EXERCISE BRIEF → Put every line of the rows below into a Markdown table with the columns No. and Text, numbering the lines in order and skipping any blank lines. Leave the pictures out of the table.

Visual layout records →

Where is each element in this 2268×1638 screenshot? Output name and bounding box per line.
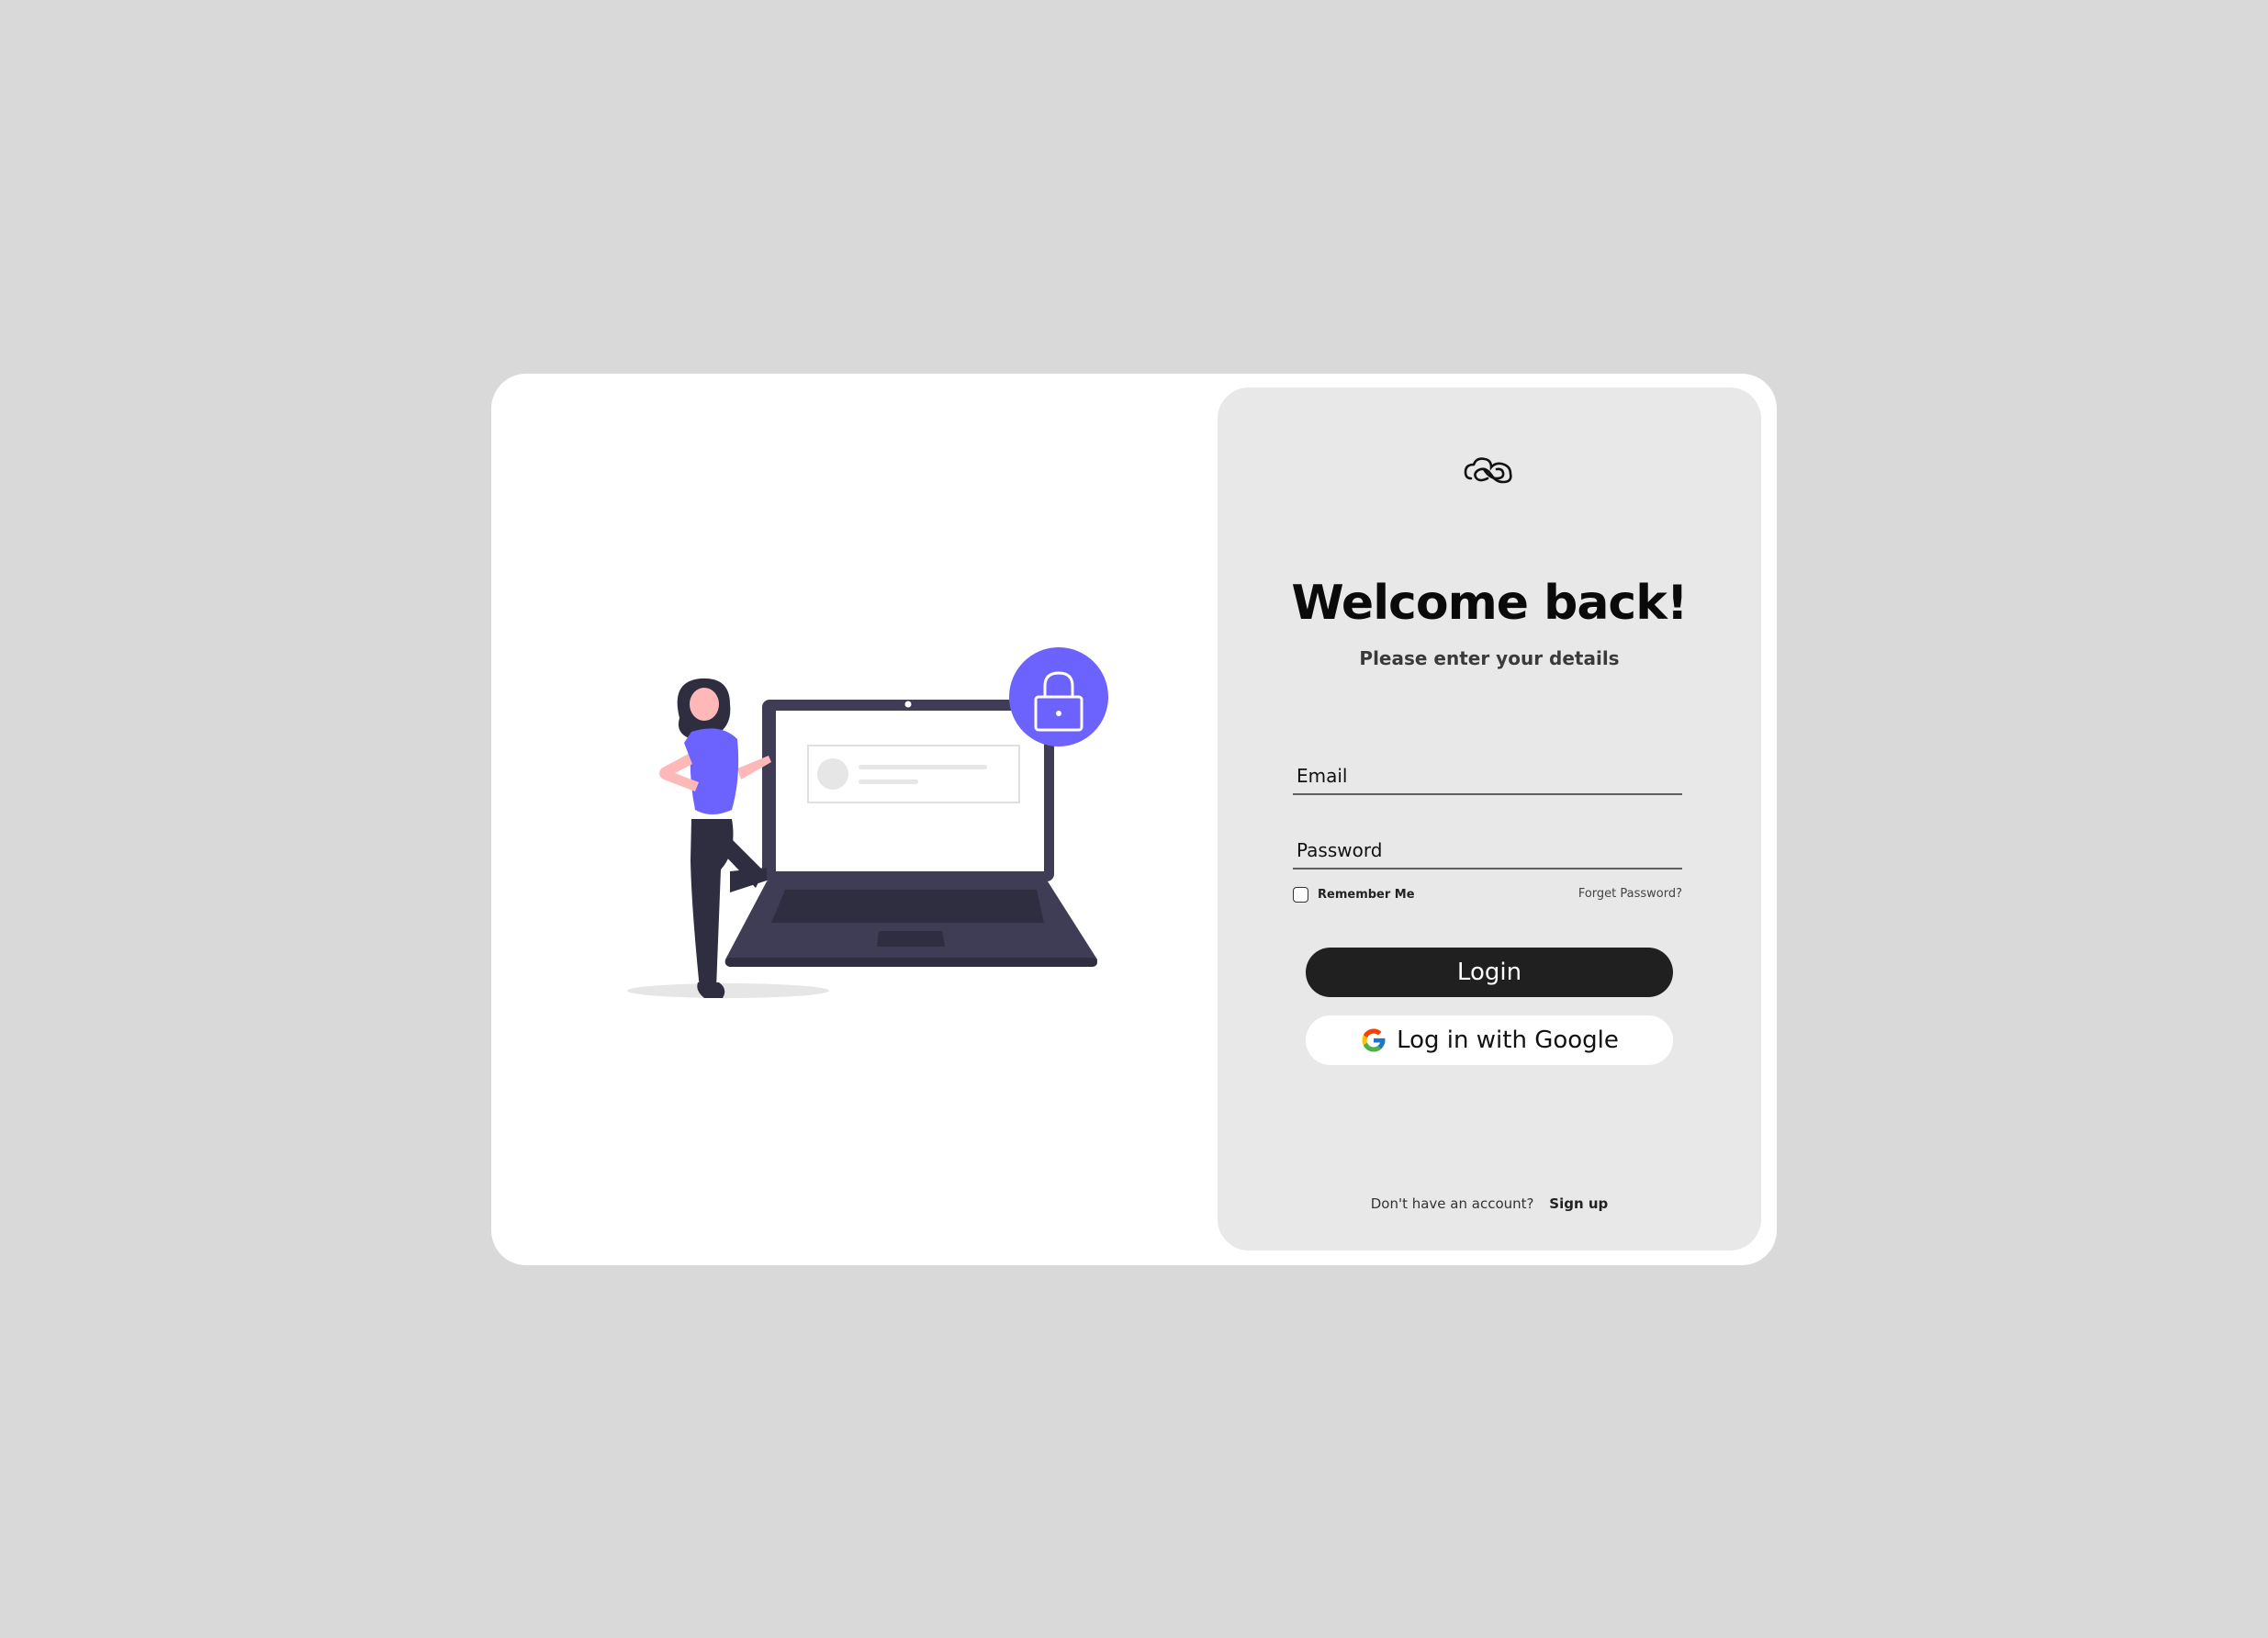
remember-me-label: Remember Me [1318,887,1415,902]
page-title: Welcome back! [1291,576,1688,631]
forgot-password-link[interactable]: Forget Password? [1578,887,1682,901]
login-button[interactable]: Login [1306,948,1673,997]
signup-link[interactable]: Sign up [1549,1195,1608,1212]
no-account-text: Don't have an account? [1370,1195,1534,1212]
lock-badge [1009,647,1108,746]
email-field-wrapper [1293,746,1682,795]
logo-icon [1464,457,1512,484]
google-login-button[interactable]: Log in with Google [1306,1015,1673,1065]
google-icon [1362,1028,1386,1052]
remember-me: Remember Me [1293,884,1415,904]
illustration [627,647,1108,998]
google-login-label: Log in with Google [1397,1027,1619,1054]
login-card: Welcome back! Please enter your details … [491,374,1777,1265]
signup-row: Don't have an account? Sign up [1218,1195,1761,1212]
login-panel: Welcome back! Please enter your details … [1218,387,1761,1251]
password-field[interactable] [1293,820,1682,868]
password-field-wrapper [1293,820,1682,869]
page-subtitle: Please enter your details [1359,647,1620,669]
email-field[interactable] [1293,746,1682,793]
shadow-ellipse [627,983,829,998]
remember-me-checkbox[interactable] [1293,886,1308,903]
login-button-label: Login [1456,959,1522,986]
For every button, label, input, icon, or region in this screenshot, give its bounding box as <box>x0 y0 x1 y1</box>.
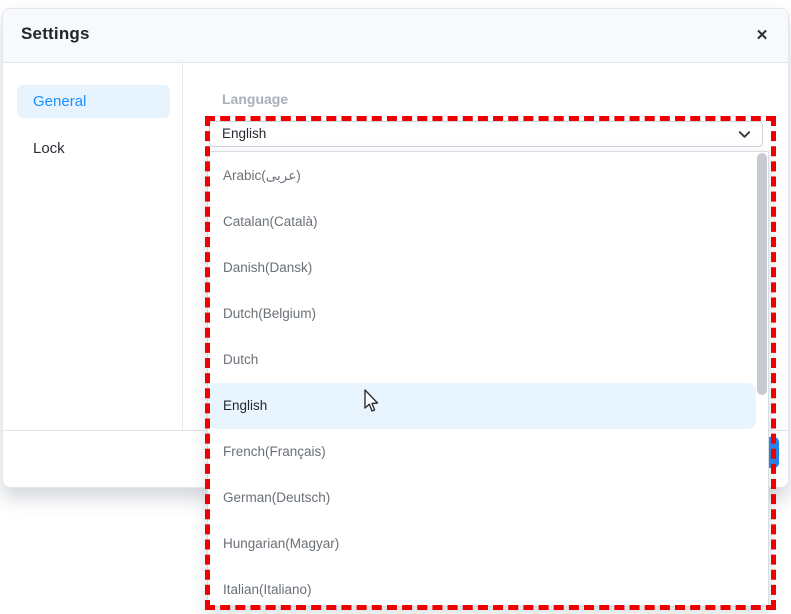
dropdown-option[interactable]: German(Deutsch) <box>208 475 768 521</box>
dropdown-option[interactable]: Hungarian(Magyar) <box>208 521 768 567</box>
dropdown-scrollbar-thumb[interactable] <box>757 153 767 395</box>
sidebar-item-lock[interactable]: Lock <box>17 132 170 165</box>
dropdown-option[interactable]: Danish(Dansk) <box>208 245 768 291</box>
close-icon[interactable]: ✕ <box>751 25 773 47</box>
dialog-header: Settings ✕ <box>3 9 788 63</box>
dropdown-option[interactable]: Catalan(Català) <box>208 199 768 245</box>
sidebar-item-label: Lock <box>33 140 65 157</box>
screen: Settings ✕ General Lock Language English… <box>0 0 791 614</box>
language-select-value: English <box>222 126 267 141</box>
dialog-title: Settings <box>21 24 90 43</box>
language-select[interactable]: English <box>209 121 763 147</box>
dropdown-option-selected[interactable]: English <box>208 383 756 429</box>
chevron-down-icon <box>738 131 751 138</box>
language-dropdown-panel: Arabic(عربى) Catalan(Català) Danish(Dans… <box>207 151 769 607</box>
dropdown-option[interactable]: Dutch <box>208 337 768 383</box>
language-label: Language <box>222 91 289 107</box>
dropdown-option[interactable]: French(Français) <box>208 429 768 475</box>
sidebar-item-general[interactable]: General <box>17 85 170 118</box>
dropdown-option[interactable]: Arabic(عربى) <box>208 153 768 199</box>
sidebar: General Lock <box>3 63 183 431</box>
dropdown-option[interactable]: Dutch(Belgium) <box>208 291 768 337</box>
dropdown-option[interactable]: Italian(Italiano) <box>208 567 768 606</box>
sidebar-item-label: General <box>33 93 87 110</box>
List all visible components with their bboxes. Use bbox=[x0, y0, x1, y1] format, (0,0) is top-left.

WORKED ANSWER →
| No. | Text |
|---|---|
| 1 | Where is each element in this 2268×1638 screenshot? Output name and bounding box per line. |
| 2 | remember-me-label: Remember Me [1318,887,1415,902] |
| 3 | page-title: Welcome back! [1291,576,1688,631] |
| 4 | forgot-password-link[interactable]: Forget Password? [1578,887,1682,901] |
| 5 | login-button[interactable]: Login [1306,948,1673,997] |
| 6 | signup-link[interactable]: Sign up [1549,1195,1608,1212] |
| 7 | no-account-text: Don't have an account? [1370,1195,1534,1212] |
| 8 | lock-badge [1009,647,1108,746] |
| 9 | email-field-wrapper [1293,746,1682,795] |
| 10 | logo-icon [1464,457,1512,484] |
| 11 | google-login-button[interactable]: Log in with Google [1306,1015,1673,1065] |
| 12 | google-icon [1362,1028,1386,1052] |
| 13 | remember-me: Remember Me [1293,884,1415,904] |
| 14 | illustration [627,647,1108,998] |
| 15 | google-login-label: Log in with Google [1397,1027,1619,1054] |
| 16 | login-card: Welcome back! Please enter your details … [491,374,1777,1265] |
| 17 | signup-row: Don't have an account? Sign up [1218,1195,1761,1212] |
| 18 | login-panel: Welcome back! Please enter your details … [1218,387,1761,1251] |
| 19 | password-field[interactable] [1293,820,1682,868] |
| 20 | password-field-wrapper [1293,820,1682,869] |
| 21 | page-subtitle: Please enter your details [1359,647,1620,669] |
| 22 | email-field[interactable] [1293,746,1682,793] |
| 23 | shadow-ellipse [627,983,829,998] |
| 24 | remember-me-checkbox[interactable] [1293,886,1308,903] |
| 25 | login-button-label: Login [1456,959,1522,986] |
| 26 | For every button, label, input, icon, or region in this screenshot, give its bounding box as <box>x0 y0 x1 y1</box>. |
| 27 | dropdown-option[interactable]: German(Deutsch) <box>208 475 768 521</box> |
| 28 | dropdown-option[interactable]: Hungarian(Magyar) <box>208 521 768 567</box> |
| 29 | dropdown-scrollbar-thumb[interactable] <box>757 153 767 395</box> |
| 30 | sidebar-item-lock[interactable]: Lock <box>17 132 170 165</box> |
| 31 | dropdown-option[interactable]: Danish(Dansk) <box>208 245 768 291</box> |
| 32 | close-icon[interactable]: ✕ <box>751 25 773 47</box> |
| 33 | dialog-header: Settings ✕ <box>3 9 788 63</box> |
| 34 | dropdown-option[interactable]: Catalan(Català) <box>208 199 768 245</box> |
| 35 | sidebar-item-label: Lock <box>33 140 65 157</box> |
| 36 | screen: Settings ✕ General Lock Language English… <box>0 0 791 614</box> |
| 37 | language-select-value: English <box>222 126 267 141</box> |
| 38 | dialog-title: Settings <box>21 24 90 43</box> |
| 39 | language-select[interactable]: English <box>209 121 763 147</box> |
| 40 | dropdown-option-selected[interactable]: English <box>208 383 756 429</box> |
| 41 | chevron-down-icon <box>738 131 751 138</box> |
| 42 | language-dropdown-panel: Arabic(عربى) Catalan(Català) Danish(Dans… <box>207 151 769 607</box> |
| 43 | dropdown-option[interactable]: Dutch <box>208 337 768 383</box> |
| 44 | language-label: Language <box>222 91 289 107</box> |
| 45 | dropdown-option[interactable]: French(Français) <box>208 429 768 475</box> |
| 46 | sidebar-item-general[interactable]: General <box>17 85 170 118</box> |
| 47 | dropdown-option[interactable]: Arabic(عربى) <box>208 153 768 199</box> |
| 48 | sidebar: General Lock <box>3 63 183 431</box> |
| 49 | dropdown-option[interactable]: Dutch(Belgium) <box>208 291 768 337</box> |
| 50 | dropdown-option[interactable]: Italian(Italiano) <box>208 567 768 606</box> |
| 51 | sidebar-item-label: General <box>33 93 87 110</box> |
| 52 | List all visible components with their bboxes. Use bbox=[x0, y0, x1, y1] format, (0,0) is top-left. |